Work to be completed >>
Restate the full set of records exactly, word for word.
========================================
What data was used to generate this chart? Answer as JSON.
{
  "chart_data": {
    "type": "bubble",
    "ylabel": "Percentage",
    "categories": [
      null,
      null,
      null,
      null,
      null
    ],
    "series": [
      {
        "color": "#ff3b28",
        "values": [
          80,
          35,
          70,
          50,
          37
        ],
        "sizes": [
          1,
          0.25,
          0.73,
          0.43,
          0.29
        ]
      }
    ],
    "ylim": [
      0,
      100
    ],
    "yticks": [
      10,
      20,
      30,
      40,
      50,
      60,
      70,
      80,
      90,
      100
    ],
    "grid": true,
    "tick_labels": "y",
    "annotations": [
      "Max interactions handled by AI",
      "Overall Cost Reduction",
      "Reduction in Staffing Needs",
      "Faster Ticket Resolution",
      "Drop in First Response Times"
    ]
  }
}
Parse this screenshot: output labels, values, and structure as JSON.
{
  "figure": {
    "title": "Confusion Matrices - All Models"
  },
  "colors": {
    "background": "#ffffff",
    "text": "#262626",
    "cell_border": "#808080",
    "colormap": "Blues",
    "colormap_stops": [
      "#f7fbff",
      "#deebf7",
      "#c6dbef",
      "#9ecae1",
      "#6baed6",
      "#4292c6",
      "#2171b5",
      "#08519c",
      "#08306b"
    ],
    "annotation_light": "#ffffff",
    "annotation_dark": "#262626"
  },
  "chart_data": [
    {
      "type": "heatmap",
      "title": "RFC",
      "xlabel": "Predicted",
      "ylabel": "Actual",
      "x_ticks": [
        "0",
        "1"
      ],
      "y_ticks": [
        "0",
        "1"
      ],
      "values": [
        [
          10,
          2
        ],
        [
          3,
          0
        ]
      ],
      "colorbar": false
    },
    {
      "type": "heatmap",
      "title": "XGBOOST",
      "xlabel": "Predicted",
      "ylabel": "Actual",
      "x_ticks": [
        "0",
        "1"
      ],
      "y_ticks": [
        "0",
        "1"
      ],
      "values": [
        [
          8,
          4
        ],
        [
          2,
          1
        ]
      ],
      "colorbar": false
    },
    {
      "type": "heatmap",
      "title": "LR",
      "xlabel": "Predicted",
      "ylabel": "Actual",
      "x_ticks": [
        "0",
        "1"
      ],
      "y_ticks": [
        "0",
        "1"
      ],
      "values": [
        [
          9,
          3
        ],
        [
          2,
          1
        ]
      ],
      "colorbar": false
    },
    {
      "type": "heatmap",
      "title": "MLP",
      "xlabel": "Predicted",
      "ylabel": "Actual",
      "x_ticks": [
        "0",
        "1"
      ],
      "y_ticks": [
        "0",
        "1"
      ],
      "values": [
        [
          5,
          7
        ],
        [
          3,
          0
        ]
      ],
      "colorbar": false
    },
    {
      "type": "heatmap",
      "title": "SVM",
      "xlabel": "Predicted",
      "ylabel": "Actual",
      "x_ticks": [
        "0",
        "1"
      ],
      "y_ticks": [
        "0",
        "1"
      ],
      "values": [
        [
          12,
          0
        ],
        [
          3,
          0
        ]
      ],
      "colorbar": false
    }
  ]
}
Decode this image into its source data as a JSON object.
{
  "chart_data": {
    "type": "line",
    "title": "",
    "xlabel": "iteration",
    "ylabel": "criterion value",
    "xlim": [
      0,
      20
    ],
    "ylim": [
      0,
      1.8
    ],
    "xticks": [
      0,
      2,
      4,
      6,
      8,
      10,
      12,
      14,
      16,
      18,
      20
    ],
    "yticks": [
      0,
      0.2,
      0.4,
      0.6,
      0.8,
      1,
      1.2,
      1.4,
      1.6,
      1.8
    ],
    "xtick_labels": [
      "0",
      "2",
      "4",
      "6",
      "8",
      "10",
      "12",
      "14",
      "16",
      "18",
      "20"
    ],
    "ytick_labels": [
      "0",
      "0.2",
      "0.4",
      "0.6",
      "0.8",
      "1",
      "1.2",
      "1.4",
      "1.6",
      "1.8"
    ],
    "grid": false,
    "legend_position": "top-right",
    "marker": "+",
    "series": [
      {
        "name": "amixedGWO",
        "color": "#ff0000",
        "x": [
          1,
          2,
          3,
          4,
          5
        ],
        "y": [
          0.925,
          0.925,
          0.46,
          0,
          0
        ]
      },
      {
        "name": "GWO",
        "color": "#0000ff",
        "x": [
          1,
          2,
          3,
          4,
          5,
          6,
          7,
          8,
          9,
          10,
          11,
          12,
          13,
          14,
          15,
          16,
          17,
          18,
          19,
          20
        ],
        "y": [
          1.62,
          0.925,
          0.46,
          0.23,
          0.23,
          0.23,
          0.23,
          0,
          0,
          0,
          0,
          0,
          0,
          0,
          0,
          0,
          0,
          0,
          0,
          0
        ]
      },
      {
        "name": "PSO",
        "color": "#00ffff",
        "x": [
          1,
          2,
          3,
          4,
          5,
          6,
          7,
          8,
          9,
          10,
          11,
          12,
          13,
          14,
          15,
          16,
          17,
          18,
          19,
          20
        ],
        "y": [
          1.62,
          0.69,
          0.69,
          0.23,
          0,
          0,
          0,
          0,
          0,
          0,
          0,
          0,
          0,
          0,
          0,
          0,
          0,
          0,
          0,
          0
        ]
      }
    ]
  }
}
========================================
Final result >>
What data was used to generate this chart? Answer as JSON.
{
  "chart_data": {
    "type": "bubble",
    "ylabel": "Percentage",
    "categories": [
      null,
      null,
      null,
      null,
      null
    ],
    "series": [
      {
        "color": "#ff3b28",
        "values": [
          80,
          35,
          70,
          50,
          37
        ],
        "sizes": [
          1,
          0.25,
          0.73,
          0.43,
          0.29
        ]
      }
    ],
    "ylim": [
      0,
      100
    ],
    "yticks": [
      10,
      20,
      30,
      40,
      50,
      60,
      70,
      80,
      90,
      100
    ],
    "grid": true,
    "tick_labels": "y",
    "annotations": [
      "Max interactions handled by AI",
      "Overall Cost Reduction",
      "Reduction in Staffing Needs",
      "Faster Ticket Resolution",
      "Drop in First Response Times"
    ]
  }
}
Parse this screenshot: output labels, values, and structure as JSON.
{
  "figure": {
    "title": "Confusion Matrices - All Models"
  },
  "colors": {
    "background": "#ffffff",
    "text": "#262626",
    "cell_border": "#808080",
    "colormap": "Blues",
    "colormap_stops": [
      "#f7fbff",
      "#deebf7",
      "#c6dbef",
      "#9ecae1",
      "#6baed6",
      "#4292c6",
      "#2171b5",
      "#08519c",
      "#08306b"
    ],
    "annotation_light": "#ffffff",
    "annotation_dark": "#262626"
  },
  "chart_data": [
    {
      "type": "heatmap",
      "title": "RFC",
      "xlabel": "Predicted",
      "ylabel": "Actual",
      "x_ticks": [
        "0",
        "1"
      ],
      "y_ticks": [
        "0",
        "1"
      ],
      "values": [
        [
          10,
          2
        ],
        [
          3,
          0
        ]
      ],
      "colorbar": false
    },
    {
      "type": "heatmap",
      "title": "XGBOOST",
      "xlabel": "Predicted",
      "ylabel": "Actual",
      "x_ticks": [
        "0",
        "1"
      ],
      "y_ticks": [
        "0",
        "1"
      ],
      "values": [
        [
          8,
          4
        ],
        [
          2,
          1
        ]
      ],
      "colorbar": false
    },
    {
      "type": "heatmap",
      "title": "LR",
      "xlabel": "Predicted",
      "ylabel": "Actual",
      "x_ticks": [
        "0",
        "1"
      ],
      "y_ticks": [
        "0",
        "1"
      ],
      "values": [
        [
          9,
          3
        ],
        [
          2,
          1
        ]
      ],
      "colorbar": false
    },
    {
      "type": "heatmap",
      "title": "MLP",
      "xlabel": "Predicted",
      "ylabel": "Actual",
      "x_ticks": [
        "0",
        "1"
      ],
      "y_ticks": [
        "0",
        "1"
      ],
      "values": [
        [
          5,
          7
        ],
        [
          3,
          0
        ]
      ],
      "colorbar": false
    },
    {
      "type": "heatmap",
      "title": "SVM",
      "xlabel": "Predicted",
      "ylabel": "Actual",
      "x_ticks": [
        "0",
        "1"
      ],
      "y_ticks": [
        "0",
        "1"
      ],
      "values": [
        [
          12,
          0
        ],
        [
          3,
          0
        ]
      ],
      "colorbar": false
    }
  ]
}
Decode this image into its source data as a JSON object.
{
  "chart_data": {
    "type": "line",
    "title": "",
    "xlabel": "iteration",
    "ylabel": "criterion value",
    "xlim": [
      0,
      20
    ],
    "ylim": [
      0,
      1.8
    ],
    "xticks": [
      0,
      2,
      4,
      6,
      8,
      10,
      12,
      14,
      16,
      18,
      20
    ],
    "yticks": [
      0,
      0.2,
      0.4,
      0.6,
      0.8,
      1,
      1.2,
      1.4,
      1.6,
      1.8
    ],
    "xtick_labels": [
      "0",
      "2",
      "4",
      "6",
      "8",
      "10",
      "12",
      "14",
      "16",
      "18",
      "20"
    ],
    "ytick_labels": [
      "0",
      "0.2",
      "0.4",
      "0.6",
      "0.8",
      "1",
      "1.2",
      "1.4",
      "1.6",
      "1.8"
    ],
    "grid": false,
    "legend_position": "top-right",
    "marker": "+",
    "series": [
      {
        "name": "amixedGWO",
        "color": "#ff0000",
        "x": [
          1,
          2,
          3,
          4,
          5
        ],
        "y": [
          0.925,
          0.925,
          0.46,
          0,
          0
        ]
      },
      {
        "name": "GWO",
        "color": "#0000ff",
        "x": [
          1,
          2,
          3,
          4,
          5,
          6,
          7,
          8,
          9,
          10,
          11,
          12,
          13,
          14,
          15,
          16,
          17,
          18,
          19,
          20
        ],
        "y": [
          1.62,
          0.925,
          0.46,
          0.23,
          0.23,
          0.23,
          0.23,
          0,
          0,
          0,
          0,
          0,
          0,
          0,
          0,
          0,
          0,
          0,
          0,
          0
        ]
      },
      {
        "name": "PSO",
        "color": "#00ffff",
        "x": [
          1,
          2,
          3,
          4,
          5,
          6,
          7,
          8,
          9,
          10,
          11,
          12,
          13,
          14,
          15,
          16,
          17,
          18,
          19,
          20
        ],
        "y": [
          1.62,
          0.69,
          0.69,
          0.23,
          0,
          0,
          0,
          0,
          0,
          0,
          0,
          0,
          0,
          0,
          0,
          0,
          0,
          0,
          0,
          0
        ]
      }
    ]
  }
}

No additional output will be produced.